DATA PROVIDED ->
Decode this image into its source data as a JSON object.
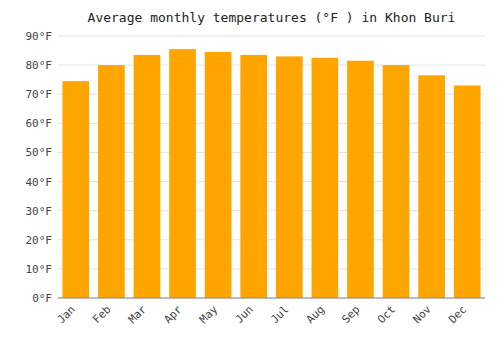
{
  "chart_data": {
    "type": "bar",
    "title": "Average monthly temperatures (°F ) in Khon Buri",
    "categories": [
      "Jan",
      "Feb",
      "Mar",
      "Apr",
      "May",
      "Jun",
      "Jul",
      "Aug",
      "Sep",
      "Oct",
      "Nov",
      "Dec"
    ],
    "values": [
      74.5,
      80.0,
      83.5,
      85.5,
      84.5,
      83.5,
      83.0,
      82.5,
      81.5,
      80.0,
      76.5,
      73.0
    ],
    "color": "#FFA500",
    "ylim": [
      0,
      90
    ],
    "yticks": [
      {
        "value": 0,
        "label": "0°F"
      },
      {
        "value": 10,
        "label": "10°F"
      },
      {
        "value": 20,
        "label": "20°F"
      },
      {
        "value": 30,
        "label": "30°F"
      },
      {
        "value": 40,
        "label": "40°F"
      },
      {
        "value": 50,
        "label": "50°F"
      },
      {
        "value": 60,
        "label": "60°F"
      },
      {
        "value": 70,
        "label": "70°F"
      },
      {
        "value": 80,
        "label": "80°F"
      },
      {
        "value": 90,
        "label": "90°F"
      }
    ],
    "grid": true
  }
}
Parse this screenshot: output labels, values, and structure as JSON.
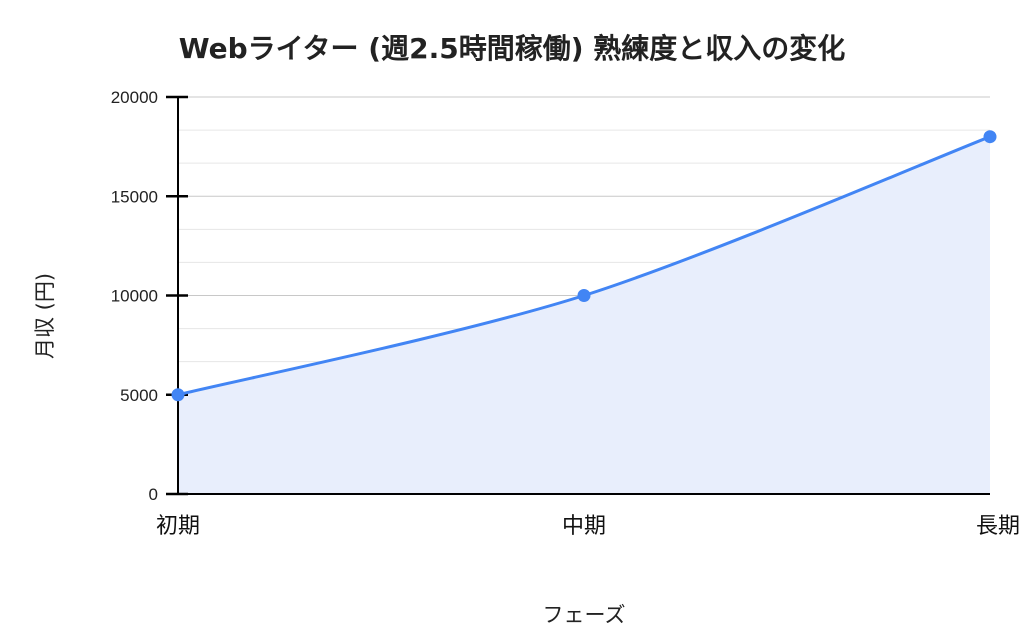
{
  "chart_data": {
    "type": "area",
    "title": "Webライター (週2.5時間稼働)  熟練度と収入の変化",
    "xlabel": "フェーズ",
    "ylabel": "月収 (円)",
    "categories": [
      "初期",
      "中期",
      "長期"
    ],
    "series": [
      {
        "values": [
          5000,
          10000,
          18000
        ]
      }
    ],
    "ylim": [
      0,
      20000
    ],
    "yticks": [
      0,
      5000,
      10000,
      15000,
      20000
    ],
    "grid": true,
    "colors": {
      "line": "#4285f4",
      "fill": "#e8eefc",
      "grid": "#d8d8d8",
      "axis": "#000000"
    }
  }
}
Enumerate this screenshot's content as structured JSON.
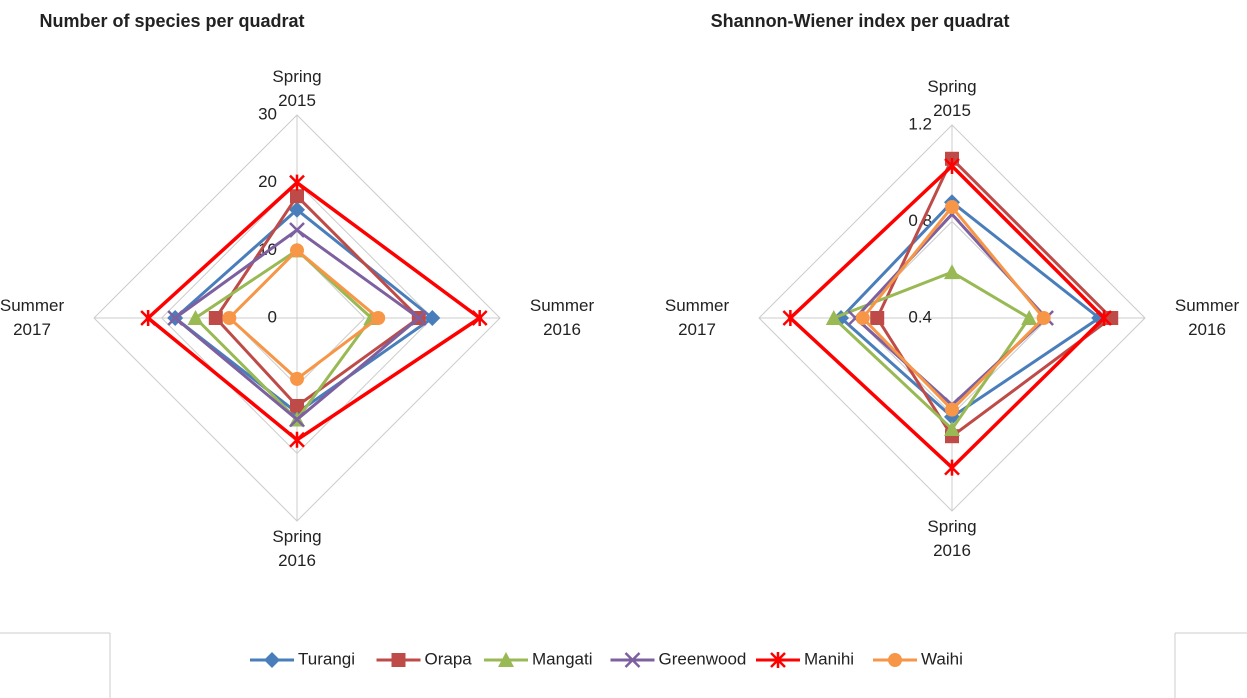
{
  "chart_data": [
    {
      "type": "radar",
      "title": "Number of species per quadrat",
      "categories": [
        "Spring 2015",
        "Summer 2016",
        "Spring 2016",
        "Summer 2017"
      ],
      "ylim": [
        0,
        30
      ],
      "yticks": [
        0,
        10,
        20,
        30
      ],
      "series": [
        {
          "name": "Turangi",
          "color": "#4a7ebb",
          "marker": "diamond",
          "values": [
            16,
            20,
            14,
            18
          ]
        },
        {
          "name": "Orapa",
          "color": "#be4b48",
          "marker": "square",
          "values": [
            18,
            18,
            13,
            12
          ]
        },
        {
          "name": "Mangati",
          "color": "#98b954",
          "marker": "triangle",
          "values": [
            10,
            11,
            15,
            15
          ]
        },
        {
          "name": "Greenwood",
          "color": "#7d60a0",
          "marker": "x",
          "values": [
            13,
            18,
            15,
            18
          ]
        },
        {
          "name": "Manihi",
          "color": "#ff0000",
          "marker": "star",
          "values": [
            20,
            27,
            18,
            22
          ]
        },
        {
          "name": "Waihi",
          "color": "#f79646",
          "marker": "circle",
          "values": [
            10,
            12,
            9,
            10
          ]
        }
      ]
    },
    {
      "type": "radar",
      "title": "Shannon-Wiener index per quadrat",
      "categories": [
        "Spring 2015",
        "Summer 2016",
        "Spring 2016",
        "Summer 2017"
      ],
      "ylim": [
        0.4,
        1.2
      ],
      "yticks": [
        0.4,
        0.8,
        1.2
      ],
      "series": [
        {
          "name": "Turangi",
          "color": "#4a7ebb",
          "marker": "diamond",
          "values": [
            0.88,
            1.01,
            0.81,
            0.86
          ]
        },
        {
          "name": "Orapa",
          "color": "#be4b48",
          "marker": "square",
          "values": [
            1.06,
            1.06,
            0.89,
            0.71
          ]
        },
        {
          "name": "Mangati",
          "color": "#98b954",
          "marker": "triangle",
          "values": [
            0.59,
            0.72,
            0.86,
            0.89
          ]
        },
        {
          "name": "Greenwood",
          "color": "#7d60a0",
          "marker": "x",
          "values": [
            0.83,
            0.79,
            0.76,
            0.8
          ]
        },
        {
          "name": "Manihi",
          "color": "#ff0000",
          "marker": "star",
          "values": [
            1.03,
            1.03,
            1.02,
            1.07
          ]
        },
        {
          "name": "Waihi",
          "color": "#f79646",
          "marker": "circle",
          "values": [
            0.86,
            0.78,
            0.78,
            0.77
          ]
        }
      ]
    }
  ]
}
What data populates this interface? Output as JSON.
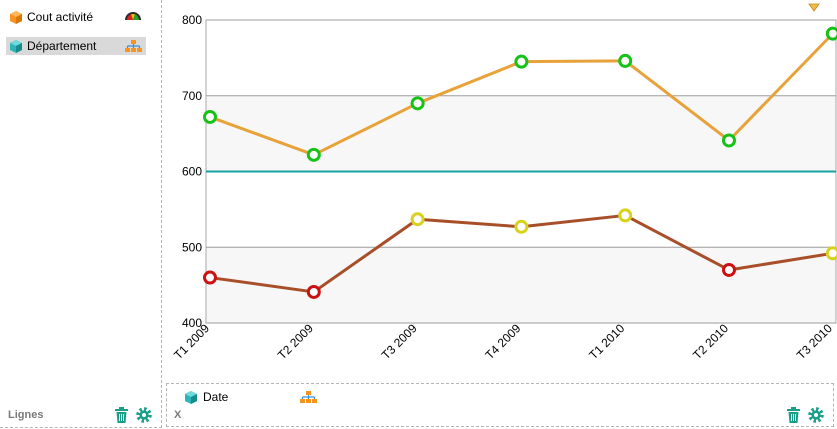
{
  "rows_panel": {
    "fields": [
      {
        "label": "Cout activité",
        "icon": "orange-cube-icon",
        "color": "#f7941d",
        "action_icon": "gauge-icon"
      },
      {
        "label": "Département",
        "icon": "teal-cube-icon",
        "color": "#2bb5b8",
        "action_icon": "hierarchy-icon",
        "selected": true
      }
    ],
    "footer_label": "Lignes",
    "delete_icon": "trash-icon",
    "settings_icon": "gear-icon"
  },
  "x_panel": {
    "field_label": "Date",
    "field_icon": "teal-cube-icon",
    "action_icon": "hierarchy-icon",
    "footer_label": "X",
    "delete_icon": "trash-icon",
    "settings_icon": "gear-icon"
  },
  "colors": {
    "series_1": "#e8a23a",
    "series_2": "#a84f2a",
    "reference_line": "#17a2a2",
    "marker_green": "#16c216",
    "marker_yellow": "#d9d21c",
    "marker_red": "#cc1111",
    "plot_bg": "#f7f7f7",
    "tool_green": "#1a9e8a"
  },
  "chart_data": {
    "type": "line",
    "categories": [
      "T1 2009",
      "T2 2009",
      "T3 2009",
      "T4 2009",
      "T1 2010",
      "T2 2010",
      "T3 2010"
    ],
    "series": [
      {
        "values": [
          672,
          622,
          690,
          745,
          746,
          641,
          782
        ],
        "marker_colors": [
          "green",
          "green",
          "green",
          "green",
          "green",
          "green",
          "green"
        ]
      },
      {
        "values": [
          460,
          441,
          537,
          527,
          542,
          470,
          492
        ],
        "marker_colors": [
          "red",
          "red",
          "yellow",
          "yellow",
          "yellow",
          "red",
          "yellow"
        ]
      }
    ],
    "reference_line": 600,
    "yticks": [
      400,
      500,
      600,
      700,
      800
    ],
    "ylim": [
      400,
      800
    ],
    "grid": "horizontal",
    "band_fill": true
  }
}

CHALLENGE -> Make a word-for-word copy of the entries, without any pictures.

WRITTEN RESPONSE ->
Decode this image into its source data as a JSON object.
{
  "chart_data": {
    "type": "bar",
    "title": "Average monthly temperatures (°F ) in Khon Buri",
    "categories": [
      "Jan",
      "Feb",
      "Mar",
      "Apr",
      "May",
      "Jun",
      "Jul",
      "Aug",
      "Sep",
      "Oct",
      "Nov",
      "Dec"
    ],
    "values": [
      74.5,
      80.0,
      83.5,
      85.5,
      84.5,
      83.5,
      83.0,
      82.5,
      81.5,
      80.0,
      76.5,
      73.0
    ],
    "color": "#FFA500",
    "ylim": [
      0,
      90
    ],
    "yticks": [
      {
        "value": 0,
        "label": "0°F"
      },
      {
        "value": 10,
        "label": "10°F"
      },
      {
        "value": 20,
        "label": "20°F"
      },
      {
        "value": 30,
        "label": "30°F"
      },
      {
        "value": 40,
        "label": "40°F"
      },
      {
        "value": 50,
        "label": "50°F"
      },
      {
        "value": 60,
        "label": "60°F"
      },
      {
        "value": 70,
        "label": "70°F"
      },
      {
        "value": 80,
        "label": "80°F"
      },
      {
        "value": 90,
        "label": "90°F"
      }
    ],
    "grid": true
  }
}
Parse this screenshot: output labels, values, and structure as JSON.
{
  "chart_data": {
    "type": "area",
    "title": "Webライター (週2.5時間稼働)  熟練度と収入の変化",
    "xlabel": "フェーズ",
    "ylabel": "月収 (円)",
    "categories": [
      "初期",
      "中期",
      "長期"
    ],
    "series": [
      {
        "values": [
          5000,
          10000,
          18000
        ]
      }
    ],
    "ylim": [
      0,
      20000
    ],
    "yticks": [
      0,
      5000,
      10000,
      15000,
      20000
    ],
    "grid": true,
    "colors": {
      "line": "#4285f4",
      "fill": "#e8eefc",
      "grid": "#d8d8d8",
      "axis": "#000000"
    }
  }
}
Enumerate this screenshot's content as structured JSON.
{
  "chart_data": [
    {
      "type": "radar",
      "title": "Number of species per quadrat",
      "categories": [
        "Spring 2015",
        "Summer 2016",
        "Spring 2016",
        "Summer 2017"
      ],
      "ylim": [
        0,
        30
      ],
      "yticks": [
        0,
        10,
        20,
        30
      ],
      "series": [
        {
          "name": "Turangi",
          "color": "#4a7ebb",
          "marker": "diamond",
          "values": [
            16,
            20,
            14,
            18
          ]
        },
        {
          "name": "Orapa",
          "color": "#be4b48",
          "marker": "square",
          "values": [
            18,
            18,
            13,
            12
          ]
        },
        {
          "name": "Mangati",
          "color": "#98b954",
          "marker": "triangle",
          "values": [
            10,
            11,
            15,
            15
          ]
        },
        {
          "name": "Greenwood",
          "color": "#7d60a0",
          "marker": "x",
          "values": [
            13,
            18,
            15,
            18
          ]
        },
        {
          "name": "Manihi",
          "color": "#ff0000",
          "marker": "star",
          "values": [
            20,
            27,
            18,
            22
          ]
        },
        {
          "name": "Waihi",
          "color": "#f79646",
          "marker": "circle",
          "values": [
            10,
            12,
            9,
            10
          ]
        }
      ]
    },
    {
      "type": "radar",
      "title": "Shannon-Wiener index per quadrat",
      "categories": [
        "Spring 2015",
        "Summer 2016",
        "Spring 2016",
        "Summer 2017"
      ],
      "ylim": [
        0.4,
        1.2
      ],
      "yticks": [
        0.4,
        0.8,
        1.2
      ],
      "series": [
        {
          "name": "Turangi",
          "color": "#4a7ebb",
          "marker": "diamond",
          "values": [
            0.88,
            1.01,
            0.81,
            0.86
          ]
        },
        {
          "name": "Orapa",
          "color": "#be4b48",
          "marker": "square",
          "values": [
            1.06,
            1.06,
            0.89,
            0.71
          ]
        },
        {
          "name": "Mangati",
          "color": "#98b954",
          "marker": "triangle",
          "values": [
            0.59,
            0.72,
            0.86,
            0.89
          ]
        },
        {
          "name": "Greenwood",
          "color": "#7d60a0",
          "marker": "x",
          "values": [
            0.83,
            0.79,
            0.76,
            0.8
          ]
        },
        {
          "name": "Manihi",
          "color": "#ff0000",
          "marker": "star",
          "values": [
            1.03,
            1.03,
            1.02,
            1.07
          ]
        },
        {
          "name": "Waihi",
          "color": "#f79646",
          "marker": "circle",
          "values": [
            0.86,
            0.78,
            0.78,
            0.77
          ]
        }
      ]
    }
  ]
}
What data populates this interface? Output as JSON.
{
  "rows_panel": {
    "fields": [
      {
        "label": "Cout activité",
        "icon": "orange-cube-icon",
        "color": "#f7941d",
        "action_icon": "gauge-icon"
      },
      {
        "label": "Département",
        "icon": "teal-cube-icon",
        "color": "#2bb5b8",
        "action_icon": "hierarchy-icon",
        "selected": true
      }
    ],
    "footer_label": "Lignes",
    "delete_icon": "trash-icon",
    "settings_icon": "gear-icon"
  },
  "x_panel": {
    "field_label": "Date",
    "field_icon": "teal-cube-icon",
    "action_icon": "hierarchy-icon",
    "footer_label": "X",
    "delete_icon": "trash-icon",
    "settings_icon": "gear-icon"
  },
  "colors": {
    "series_1": "#e8a23a",
    "series_2": "#a84f2a",
    "reference_line": "#17a2a2",
    "marker_green": "#16c216",
    "marker_yellow": "#d9d21c",
    "marker_red": "#cc1111",
    "plot_bg": "#f7f7f7",
    "tool_green": "#1a9e8a"
  },
  "chart_data": {
    "type": "line",
    "categories": [
      "T1 2009",
      "T2 2009",
      "T3 2009",
      "T4 2009",
      "T1 2010",
      "T2 2010",
      "T3 2010"
    ],
    "series": [
      {
        "values": [
          672,
          622,
          690,
          745,
          746,
          641,
          782
        ],
        "marker_colors": [
          "green",
          "green",
          "green",
          "green",
          "green",
          "green",
          "green"
        ]
      },
      {
        "values": [
          460,
          441,
          537,
          527,
          542,
          470,
          492
        ],
        "marker_colors": [
          "red",
          "red",
          "yellow",
          "yellow",
          "yellow",
          "red",
          "yellow"
        ]
      }
    ],
    "reference_line": 600,
    "yticks": [
      400,
      500,
      600,
      700,
      800
    ],
    "ylim": [
      400,
      800
    ],
    "grid": "horizontal",
    "band_fill": true
  }
}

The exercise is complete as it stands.